Using the information »
A - In the forum thread on blood vessels and Bernoulli's principle, what kind of flow does the venturi effect hold for, according to post #3?
B - From the forum thread on blood vessels and Bernoulli's principle, extract the part that opens with the words containing "You are mixing" and closes with "the same flow.".

Source document »

=== Begin Enclosure ===

Blood Vessels do they NOT follow Bernoulli's principle?

In summary: However, there are cases where the cause is known... for example, a tumor secreting vasopressin (http://en.wikipedia.org/wiki/Vasopressin) or a narrow renal artery (http://en.wikipedia.org/wiki/Renal_artery_stenosis) leading to a "renin" response (http://en.wikipedia.org/wiki/Renin) which causes the constriction of other vessels in the body. In these cases, the constriction of the vessels is not the cause of the hypertension but rather the result of it.In summary, according to Bernoulli's principle, assuming ideal flow, an increase in the area of a tube or vessel will result in an increase in
  • #1
lollol
25
0
According to bernoullli, assuming ideal flow, if you increase the area of a tube... vessel in this case, pressure increases as well

however, high blood pressure is caused by constriction of arteries... so is blood flow just not ideal then?
 
Physics news on Phys.org
  • #2
must be.

Indeed, as opposed to a perfect fluid in a perfect pipe, it seems that blood will not just flow freely through veins... that's the point of your heart; you need something to push the blood.

Tho, I'd like to hear someone else's opinion on this as well.
 
  • #3
lollol said:
According to bernoullli, assuming ideal flow, if you increase the area of a tube... vessel in this case, pressure increases as well

however, high blood pressure is caused by constriction of arteries... so is blood flow just not ideal then?
You are mixing up two different issues there. The venturi effect holds for constant flow along a streamline, the total pressure is constant. But if you take a pipe with a certain flow and add a restriction to it, you will need to increase the pressure to generate the same flow.

=== End Enclosure ===

Listed entries »
=== Begin Enclosure ===

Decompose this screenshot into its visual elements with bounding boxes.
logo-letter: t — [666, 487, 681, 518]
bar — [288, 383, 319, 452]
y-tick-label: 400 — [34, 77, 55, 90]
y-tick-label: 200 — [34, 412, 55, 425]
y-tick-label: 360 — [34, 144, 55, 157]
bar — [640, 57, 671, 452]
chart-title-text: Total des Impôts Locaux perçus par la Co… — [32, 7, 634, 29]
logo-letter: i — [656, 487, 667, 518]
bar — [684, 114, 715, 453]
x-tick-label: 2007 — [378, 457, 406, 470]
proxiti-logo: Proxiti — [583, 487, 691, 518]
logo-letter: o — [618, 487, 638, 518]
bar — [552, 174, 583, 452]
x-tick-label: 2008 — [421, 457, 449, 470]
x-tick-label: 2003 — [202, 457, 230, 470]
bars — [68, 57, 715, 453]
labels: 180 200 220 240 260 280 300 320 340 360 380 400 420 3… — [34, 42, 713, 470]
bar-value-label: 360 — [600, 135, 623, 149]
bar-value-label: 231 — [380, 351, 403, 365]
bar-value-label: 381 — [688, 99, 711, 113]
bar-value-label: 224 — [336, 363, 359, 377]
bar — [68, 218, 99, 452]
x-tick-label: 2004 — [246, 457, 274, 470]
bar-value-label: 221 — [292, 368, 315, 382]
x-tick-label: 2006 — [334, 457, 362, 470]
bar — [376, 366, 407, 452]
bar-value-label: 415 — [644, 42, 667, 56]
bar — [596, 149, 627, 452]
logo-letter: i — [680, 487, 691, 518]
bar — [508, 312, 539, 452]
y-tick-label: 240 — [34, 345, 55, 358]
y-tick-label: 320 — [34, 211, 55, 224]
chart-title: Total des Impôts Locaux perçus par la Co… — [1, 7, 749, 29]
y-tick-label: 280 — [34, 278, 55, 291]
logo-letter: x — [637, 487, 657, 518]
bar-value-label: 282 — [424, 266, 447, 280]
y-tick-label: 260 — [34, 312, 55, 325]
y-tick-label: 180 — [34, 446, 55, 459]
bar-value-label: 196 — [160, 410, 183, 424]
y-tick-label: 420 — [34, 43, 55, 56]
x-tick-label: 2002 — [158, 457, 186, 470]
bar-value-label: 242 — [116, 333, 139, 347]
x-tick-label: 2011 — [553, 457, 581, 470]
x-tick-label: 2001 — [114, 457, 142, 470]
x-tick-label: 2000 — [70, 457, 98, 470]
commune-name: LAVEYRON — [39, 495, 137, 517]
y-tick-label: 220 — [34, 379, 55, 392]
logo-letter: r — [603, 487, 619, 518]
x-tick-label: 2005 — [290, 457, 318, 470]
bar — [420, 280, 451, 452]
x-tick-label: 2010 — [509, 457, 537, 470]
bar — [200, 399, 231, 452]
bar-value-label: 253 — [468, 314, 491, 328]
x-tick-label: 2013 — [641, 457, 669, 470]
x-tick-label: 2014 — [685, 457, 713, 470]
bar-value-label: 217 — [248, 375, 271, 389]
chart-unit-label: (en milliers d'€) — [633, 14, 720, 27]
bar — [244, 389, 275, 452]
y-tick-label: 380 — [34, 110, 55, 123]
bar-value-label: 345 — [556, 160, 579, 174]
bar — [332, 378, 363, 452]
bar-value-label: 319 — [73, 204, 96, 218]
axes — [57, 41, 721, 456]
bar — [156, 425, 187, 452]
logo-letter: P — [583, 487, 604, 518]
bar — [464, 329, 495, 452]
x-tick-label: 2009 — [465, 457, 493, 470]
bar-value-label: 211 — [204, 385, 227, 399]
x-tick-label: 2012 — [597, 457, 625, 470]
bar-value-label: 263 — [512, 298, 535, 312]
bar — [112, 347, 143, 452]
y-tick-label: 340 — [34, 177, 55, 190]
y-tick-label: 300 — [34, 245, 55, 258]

=== End Enclosure ===

Answers for the exercise »
A - Constant flow along a streamline.

B -
You are mixing up two different issues there. The venturi effect holds for constant flow along a streamline, the total pressure is constant. But if you take a pipe with a certain flow and add a restriction to it, you will need to increase the pressure to generate the same flow.